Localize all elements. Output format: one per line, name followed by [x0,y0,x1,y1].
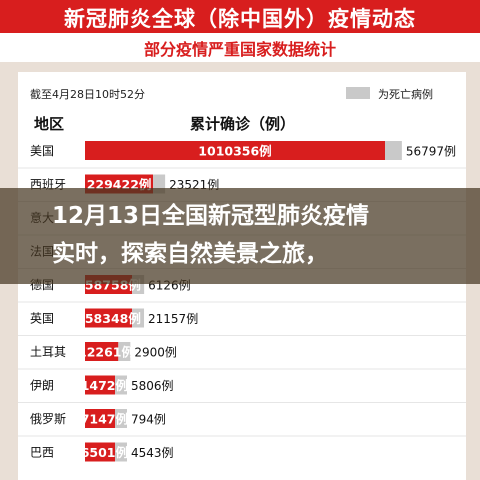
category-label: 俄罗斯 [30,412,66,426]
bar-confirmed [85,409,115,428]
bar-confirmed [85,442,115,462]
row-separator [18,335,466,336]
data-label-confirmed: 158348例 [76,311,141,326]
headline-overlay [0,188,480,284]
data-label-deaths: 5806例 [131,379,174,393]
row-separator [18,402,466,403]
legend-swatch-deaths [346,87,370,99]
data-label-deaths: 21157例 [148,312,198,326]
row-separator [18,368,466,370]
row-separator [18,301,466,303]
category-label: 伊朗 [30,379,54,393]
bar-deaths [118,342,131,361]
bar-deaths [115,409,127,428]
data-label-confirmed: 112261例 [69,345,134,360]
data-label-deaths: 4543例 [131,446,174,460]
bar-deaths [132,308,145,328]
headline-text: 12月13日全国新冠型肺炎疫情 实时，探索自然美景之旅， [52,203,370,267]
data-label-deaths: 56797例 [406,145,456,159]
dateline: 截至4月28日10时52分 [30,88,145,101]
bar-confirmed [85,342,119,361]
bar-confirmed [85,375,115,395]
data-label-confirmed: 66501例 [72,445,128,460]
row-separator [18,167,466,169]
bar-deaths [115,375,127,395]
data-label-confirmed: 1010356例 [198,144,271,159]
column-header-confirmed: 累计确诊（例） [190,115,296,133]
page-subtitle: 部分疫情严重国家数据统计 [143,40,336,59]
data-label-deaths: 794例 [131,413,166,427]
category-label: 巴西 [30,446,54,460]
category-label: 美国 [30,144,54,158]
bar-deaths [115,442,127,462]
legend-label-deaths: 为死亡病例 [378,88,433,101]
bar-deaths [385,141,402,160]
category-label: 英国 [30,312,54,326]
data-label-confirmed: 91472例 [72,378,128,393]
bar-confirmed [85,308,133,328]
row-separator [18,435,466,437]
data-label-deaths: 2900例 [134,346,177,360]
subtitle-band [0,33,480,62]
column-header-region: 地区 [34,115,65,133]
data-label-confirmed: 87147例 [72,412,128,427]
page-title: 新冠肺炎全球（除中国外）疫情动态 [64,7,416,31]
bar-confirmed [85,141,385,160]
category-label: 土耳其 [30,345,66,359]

• Job: Repeat the lines of the records exactly, from the one containing "category-label: 俄罗斯 [30,412,66,426]" through the one containing "data-label-deaths: 21157例 [148,312,198,326]", including both of those lines.

• Exercise answer:
category-label: 俄罗斯 [30,412,66,426]
bar-confirmed [85,409,115,428]
bar-confirmed [85,442,115,462]
row-separator [18,335,466,336]
data-label-confirmed: 158348例 [76,311,141,326]
headline-overlay [0,188,480,284]
data-label-deaths: 5806例 [131,379,174,393]
row-separator [18,402,466,403]
legend-swatch-deaths [346,87,370,99]
data-label-deaths: 21157例 [148,312,198,326]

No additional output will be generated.